**THE TASK**
In the records below, find the line that contains "Decode this image". Retype that line and all the lines after it through the end, leaving out the pictures.

**DATA SHOWN**
[Begin]
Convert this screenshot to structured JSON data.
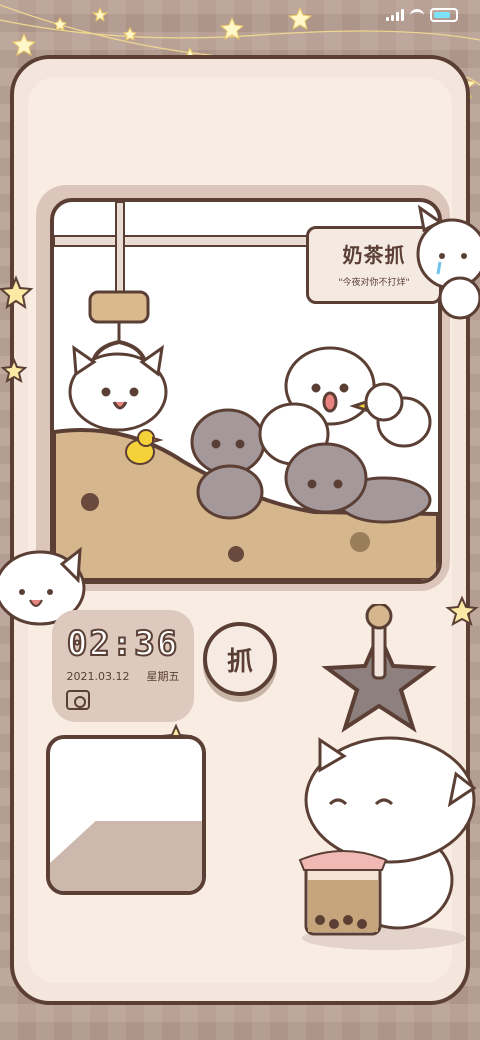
{
  "status_bar": {
    "signal_icon": "signal-bars-icon",
    "wifi_icon": "wifi-icon",
    "battery_icon": "battery-icon",
    "battery_color": "#7be2f7"
  },
  "claw_machine": {
    "sign_title": "奶茶抓",
    "sign_subtitle": "\"今夜对你不打烊\""
  },
  "clock_widget": {
    "time": "02:36",
    "date": "2021.03.12",
    "weekday": "星期五",
    "camera_icon": "camera-icon"
  },
  "grab_button": {
    "label": "抓"
  },
  "colors": {
    "outline": "#5b3f35",
    "frame_bg": "#f4e6dc",
    "card_bg": "#ddc9be",
    "star": "#fbe9a6"
  }
}
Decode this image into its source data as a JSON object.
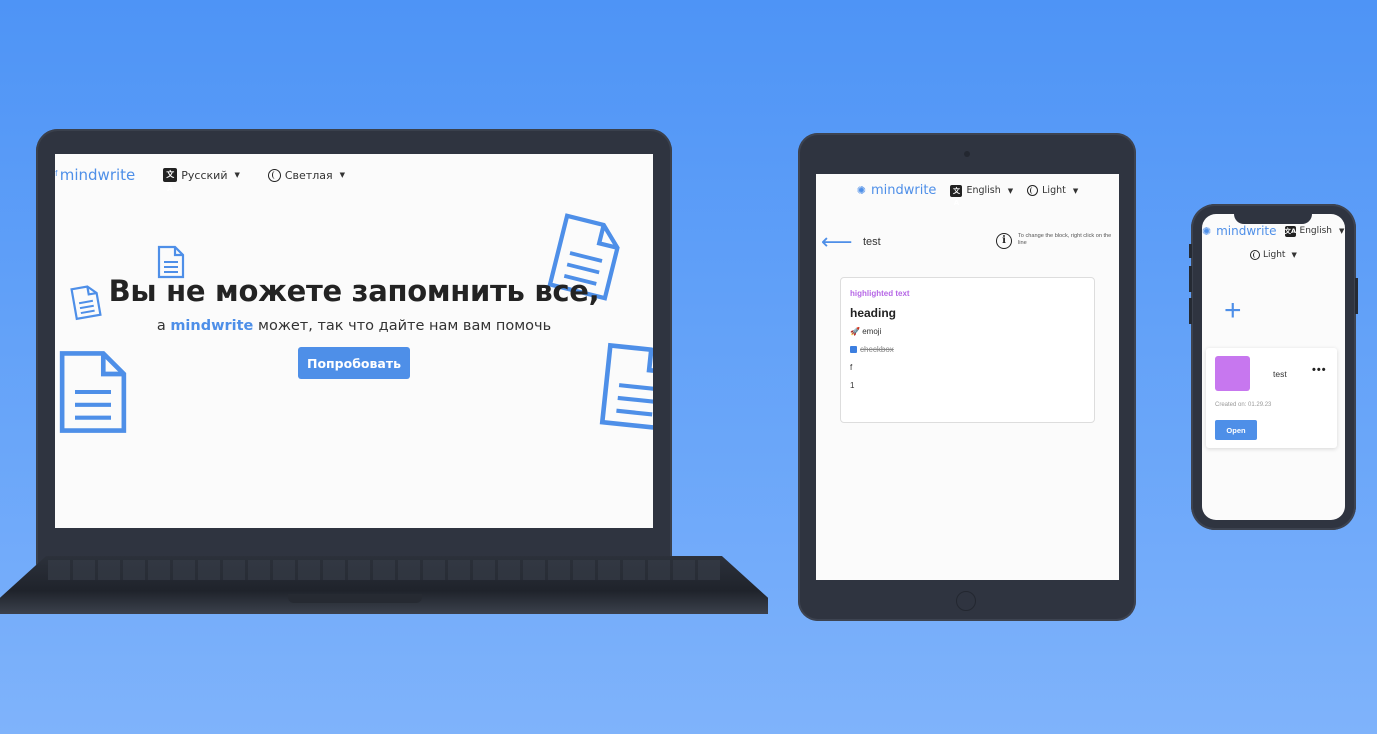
{
  "laptop": {
    "logo": "mindwrite",
    "language": "Русский",
    "theme": "Светлая",
    "hero_title": "Вы не можете запомнить все,",
    "hero_sub_prefix": "а",
    "hero_sub_brand": "mindwrite",
    "hero_sub_suffix": "может, так что дайте нам вам помочь",
    "cta_label": "Попробовать"
  },
  "tablet": {
    "logo": "mindwrite",
    "language": "English",
    "theme": "Light",
    "note_title": "test",
    "info_hint": "To change the block, right click on the line",
    "blocks": {
      "highlighted": "highlighted text",
      "heading": "heading",
      "emoji_text": "emoji",
      "checkbox_text": "checkbox",
      "line_f": "f",
      "line_1": "1"
    }
  },
  "phone": {
    "logo": "mindwrite",
    "language": "English",
    "theme": "Light",
    "note_title": "test",
    "created": "Created on: 01.29.23",
    "open_label": "Open"
  },
  "colors": {
    "background": "#4e94f6",
    "accent": "#4e8fe8",
    "highlight": "#b667e6",
    "thumbnail": "#c777ef",
    "device": "#2f3440"
  },
  "icons": [
    "translate-icon",
    "globe-icon",
    "document-icon",
    "info-icon",
    "back-arrow-icon",
    "plus-icon",
    "more-icon",
    "rocket-icon",
    "checkbox-icon"
  ]
}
[End]
**REPLY**
Decode this image into its source data as a JSON object.
{
  "laptop": {
    "logo": "mindwrite",
    "language": "Русский",
    "theme": "Светлая",
    "hero_title": "Вы не можете запомнить все,",
    "hero_sub_prefix": "а",
    "hero_sub_brand": "mindwrite",
    "hero_sub_suffix": "может, так что дайте нам вам помочь",
    "cta_label": "Попробовать"
  },
  "tablet": {
    "logo": "mindwrite",
    "language": "English",
    "theme": "Light",
    "note_title": "test",
    "info_hint": "To change the block, right click on the line",
    "blocks": {
      "highlighted": "highlighted text",
      "heading": "heading",
      "emoji_text": "emoji",
      "checkbox_text": "checkbox",
      "line_f": "f",
      "line_1": "1"
    }
  },
  "phone": {
    "logo": "mindwrite",
    "language": "English",
    "theme": "Light",
    "note_title": "test",
    "created": "Created on: 01.29.23",
    "open_label": "Open"
  },
  "colors": {
    "background": "#4e94f6",
    "accent": "#4e8fe8",
    "highlight": "#b667e6",
    "thumbnail": "#c777ef",
    "device": "#2f3440"
  },
  "icons": [
    "translate-icon",
    "globe-icon",
    "document-icon",
    "info-icon",
    "back-arrow-icon",
    "plus-icon",
    "more-icon",
    "rocket-icon",
    "checkbox-icon"
  ]
}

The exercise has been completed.